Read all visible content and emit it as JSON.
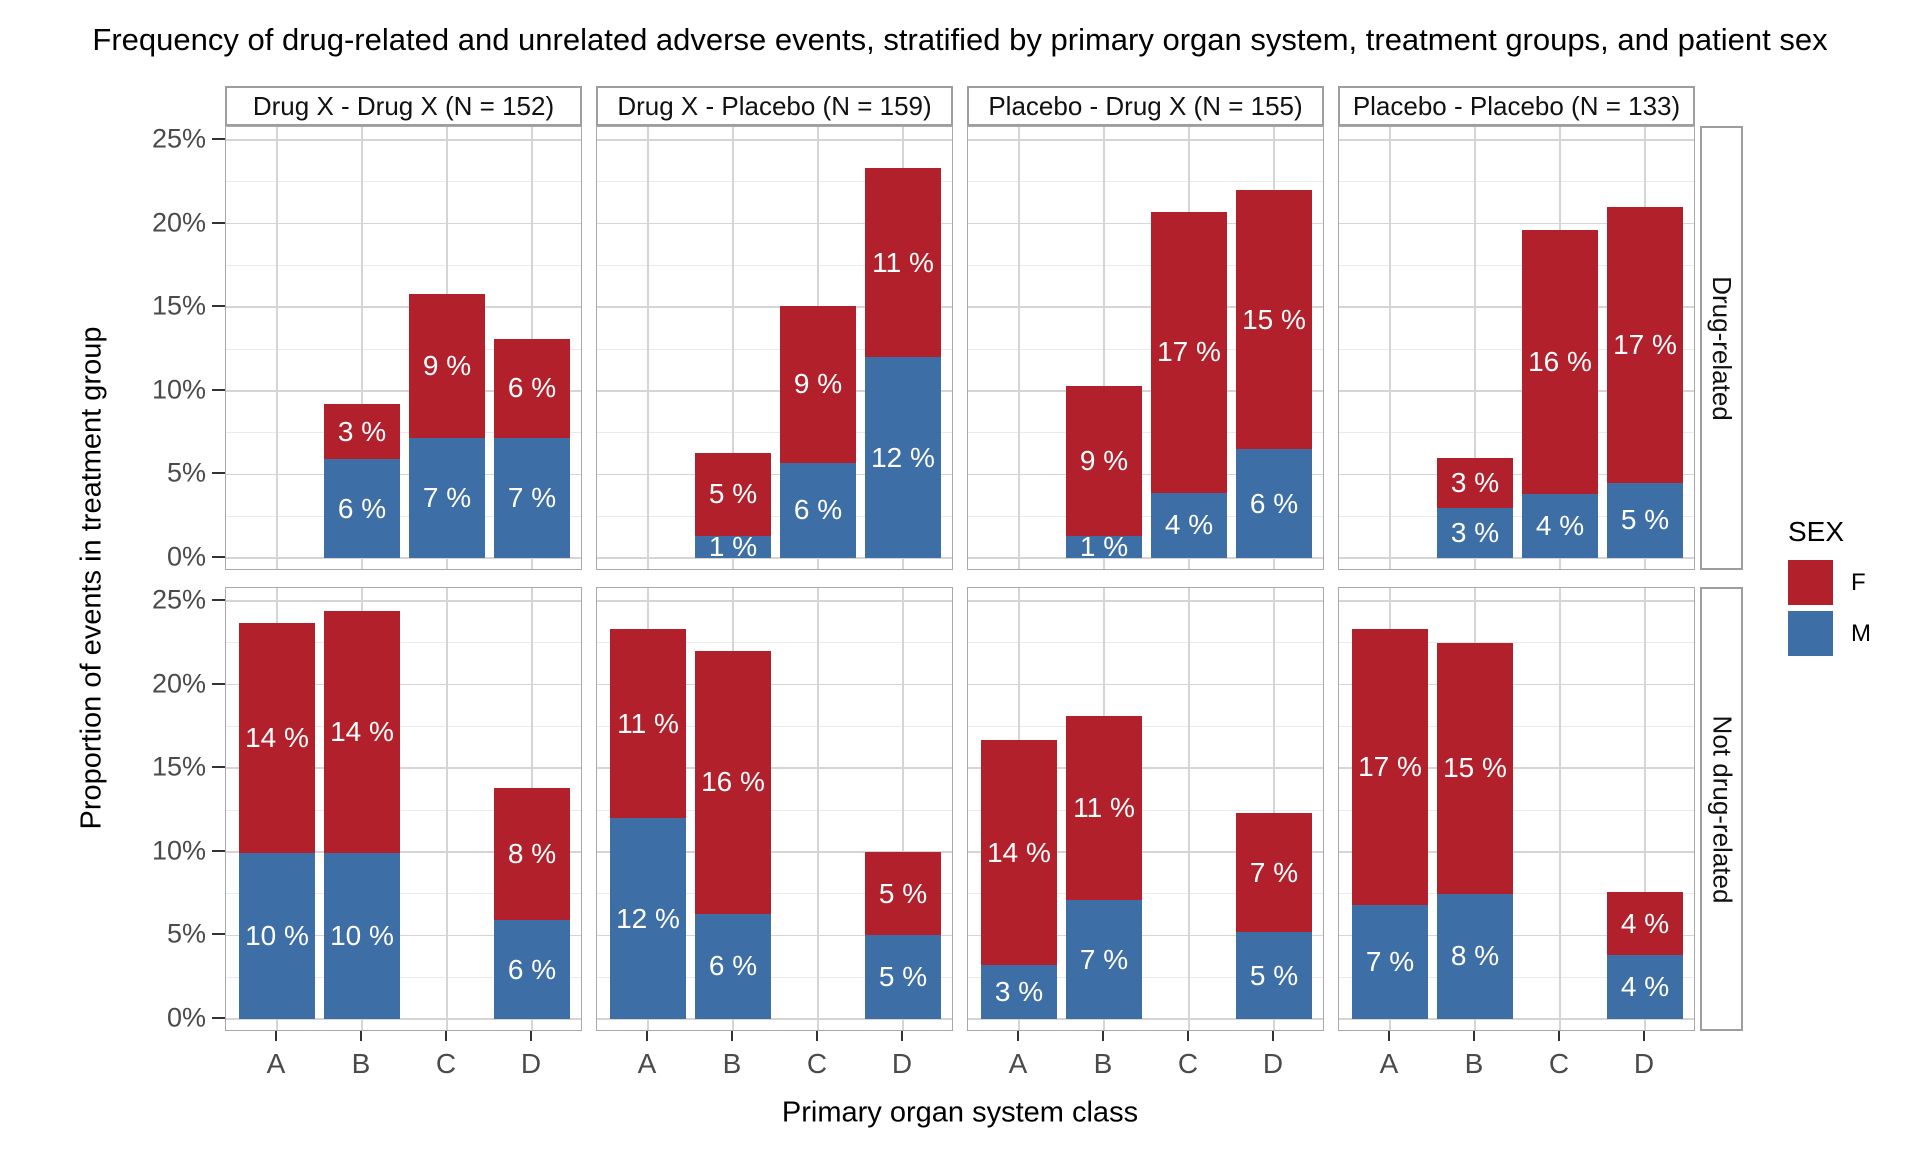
{
  "chart_data": {
    "type": "bar",
    "stacked": true,
    "title": "Frequency of drug-related and unrelated adverse events, stratified by primary organ system, treatment groups, and patient sex",
    "xlabel": "Primary organ system class",
    "ylabel": "Proportion of events in treatment group",
    "categories": [
      "A",
      "B",
      "C",
      "D"
    ],
    "y_axis": {
      "min": 0,
      "max": 25,
      "unit": "%",
      "major_ticks": [
        0,
        5,
        10,
        15,
        20,
        25
      ],
      "tick_labels": [
        "0%",
        "5%",
        "10%",
        "15%",
        "20%",
        "25%"
      ],
      "minor_ticks": [
        2.5,
        7.5,
        12.5,
        17.5,
        22.5
      ],
      "grid": true
    },
    "legend": {
      "title": "SEX",
      "position": "right",
      "entries": [
        {
          "label": "F",
          "color": "#B2202B"
        },
        {
          "label": "M",
          "color": "#3E6EA6"
        }
      ]
    },
    "col_facets": [
      "Drug X - Drug X (N = 152)",
      "Drug X - Placebo (N = 159)",
      "Placebo - Drug X (N = 155)",
      "Placebo - Placebo (N = 133)"
    ],
    "row_facets": [
      "Drug-related",
      "Not drug-related"
    ],
    "panels": [
      {
        "row": 0,
        "col": 0,
        "row_facet": "Drug-related",
        "col_facet": "Drug X - Drug X (N = 152)",
        "bars": [
          {
            "category": "B",
            "segments": [
              {
                "group": "M",
                "value": 5.9,
                "label": "6 %"
              },
              {
                "group": "F",
                "value": 3.3,
                "label": "3 %"
              }
            ]
          },
          {
            "category": "C",
            "segments": [
              {
                "group": "M",
                "value": 7.2,
                "label": "7 %"
              },
              {
                "group": "F",
                "value": 8.6,
                "label": "9 %"
              }
            ]
          },
          {
            "category": "D",
            "segments": [
              {
                "group": "M",
                "value": 7.2,
                "label": "7 %"
              },
              {
                "group": "F",
                "value": 5.9,
                "label": "6 %"
              }
            ]
          }
        ]
      },
      {
        "row": 0,
        "col": 1,
        "row_facet": "Drug-related",
        "col_facet": "Drug X - Placebo (N = 159)",
        "bars": [
          {
            "category": "B",
            "segments": [
              {
                "group": "M",
                "value": 1.3,
                "label": "1 %"
              },
              {
                "group": "F",
                "value": 5.0,
                "label": "5 %"
              }
            ]
          },
          {
            "category": "C",
            "segments": [
              {
                "group": "M",
                "value": 5.7,
                "label": "6 %"
              },
              {
                "group": "F",
                "value": 9.4,
                "label": "9 %"
              }
            ]
          },
          {
            "category": "D",
            "segments": [
              {
                "group": "M",
                "value": 12.0,
                "label": "12 %"
              },
              {
                "group": "F",
                "value": 11.3,
                "label": "11 %"
              }
            ]
          }
        ]
      },
      {
        "row": 0,
        "col": 2,
        "row_facet": "Drug-related",
        "col_facet": "Placebo - Drug X (N = 155)",
        "bars": [
          {
            "category": "B",
            "segments": [
              {
                "group": "M",
                "value": 1.3,
                "label": "1 %"
              },
              {
                "group": "F",
                "value": 9.0,
                "label": "9 %"
              }
            ]
          },
          {
            "category": "C",
            "segments": [
              {
                "group": "M",
                "value": 3.9,
                "label": "4 %"
              },
              {
                "group": "F",
                "value": 16.8,
                "label": "17 %"
              }
            ]
          },
          {
            "category": "D",
            "segments": [
              {
                "group": "M",
                "value": 6.5,
                "label": "6 %"
              },
              {
                "group": "F",
                "value": 15.5,
                "label": "15 %"
              }
            ]
          }
        ]
      },
      {
        "row": 0,
        "col": 3,
        "row_facet": "Drug-related",
        "col_facet": "Placebo - Placebo (N = 133)",
        "bars": [
          {
            "category": "B",
            "segments": [
              {
                "group": "M",
                "value": 3.0,
                "label": "3 %"
              },
              {
                "group": "F",
                "value": 3.0,
                "label": "3 %"
              }
            ]
          },
          {
            "category": "C",
            "segments": [
              {
                "group": "M",
                "value": 3.8,
                "label": "4 %"
              },
              {
                "group": "F",
                "value": 15.8,
                "label": "16 %"
              }
            ]
          },
          {
            "category": "D",
            "segments": [
              {
                "group": "M",
                "value": 4.5,
                "label": "5 %"
              },
              {
                "group": "F",
                "value": 16.5,
                "label": "17 %"
              }
            ]
          }
        ]
      },
      {
        "row": 1,
        "col": 0,
        "row_facet": "Not drug-related",
        "col_facet": "Drug X - Drug X (N = 152)",
        "bars": [
          {
            "category": "A",
            "segments": [
              {
                "group": "M",
                "value": 9.9,
                "label": "10 %"
              },
              {
                "group": "F",
                "value": 13.8,
                "label": "14 %"
              }
            ]
          },
          {
            "category": "B",
            "segments": [
              {
                "group": "M",
                "value": 9.9,
                "label": "10 %"
              },
              {
                "group": "F",
                "value": 14.5,
                "label": "14 %"
              }
            ]
          },
          {
            "category": "D",
            "segments": [
              {
                "group": "M",
                "value": 5.9,
                "label": "6 %"
              },
              {
                "group": "F",
                "value": 7.9,
                "label": "8 %"
              }
            ]
          }
        ]
      },
      {
        "row": 1,
        "col": 1,
        "row_facet": "Not drug-related",
        "col_facet": "Drug X - Placebo (N = 159)",
        "bars": [
          {
            "category": "A",
            "segments": [
              {
                "group": "M",
                "value": 12.0,
                "label": "12 %"
              },
              {
                "group": "F",
                "value": 11.3,
                "label": "11 %"
              }
            ]
          },
          {
            "category": "B",
            "segments": [
              {
                "group": "M",
                "value": 6.3,
                "label": "6 %"
              },
              {
                "group": "F",
                "value": 15.7,
                "label": "16 %"
              }
            ]
          },
          {
            "category": "D",
            "segments": [
              {
                "group": "M",
                "value": 5.0,
                "label": "5 %"
              },
              {
                "group": "F",
                "value": 5.0,
                "label": "5 %"
              }
            ]
          }
        ]
      },
      {
        "row": 1,
        "col": 2,
        "row_facet": "Not drug-related",
        "col_facet": "Placebo - Drug X (N = 155)",
        "bars": [
          {
            "category": "A",
            "segments": [
              {
                "group": "M",
                "value": 3.2,
                "label": "3 %"
              },
              {
                "group": "F",
                "value": 13.5,
                "label": "14 %"
              }
            ]
          },
          {
            "category": "B",
            "segments": [
              {
                "group": "M",
                "value": 7.1,
                "label": "7 %"
              },
              {
                "group": "F",
                "value": 11.0,
                "label": "11 %"
              }
            ]
          },
          {
            "category": "D",
            "segments": [
              {
                "group": "M",
                "value": 5.2,
                "label": "5 %"
              },
              {
                "group": "F",
                "value": 7.1,
                "label": "7 %"
              }
            ]
          }
        ]
      },
      {
        "row": 1,
        "col": 3,
        "row_facet": "Not drug-related",
        "col_facet": "Placebo - Placebo (N = 133)",
        "bars": [
          {
            "category": "A",
            "segments": [
              {
                "group": "M",
                "value": 6.8,
                "label": "7 %"
              },
              {
                "group": "F",
                "value": 16.5,
                "label": "17 %"
              }
            ]
          },
          {
            "category": "B",
            "segments": [
              {
                "group": "M",
                "value": 7.5,
                "label": "8 %"
              },
              {
                "group": "F",
                "value": 15.0,
                "label": "15 %"
              }
            ]
          },
          {
            "category": "D",
            "segments": [
              {
                "group": "M",
                "value": 3.8,
                "label": "4 %"
              },
              {
                "group": "F",
                "value": 3.8,
                "label": "4 %"
              }
            ]
          }
        ]
      }
    ],
    "style": {
      "background": "#FFFFFF",
      "grid_major": "#D5D5D5",
      "grid_minor": "#EAEAEA",
      "panel_border": "#A9A9A9",
      "strip_border": "#9E9E9E",
      "strip_bg": "#FFFFFF",
      "tick_mark": "#333333",
      "tick_label": "#4A4A4A",
      "bar_label": "#FFFFFF"
    }
  }
}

• [PROBLEM DESCRIPTION]: Lines containing the string "system" are to be selected and copied.

• [ANSWER IN FULL]:
    "title": "Frequency of drug-related and unrelated adverse events, stratified by primary organ system, treatment groups, and patient sex",
    "xlabel": "Primary organ system class",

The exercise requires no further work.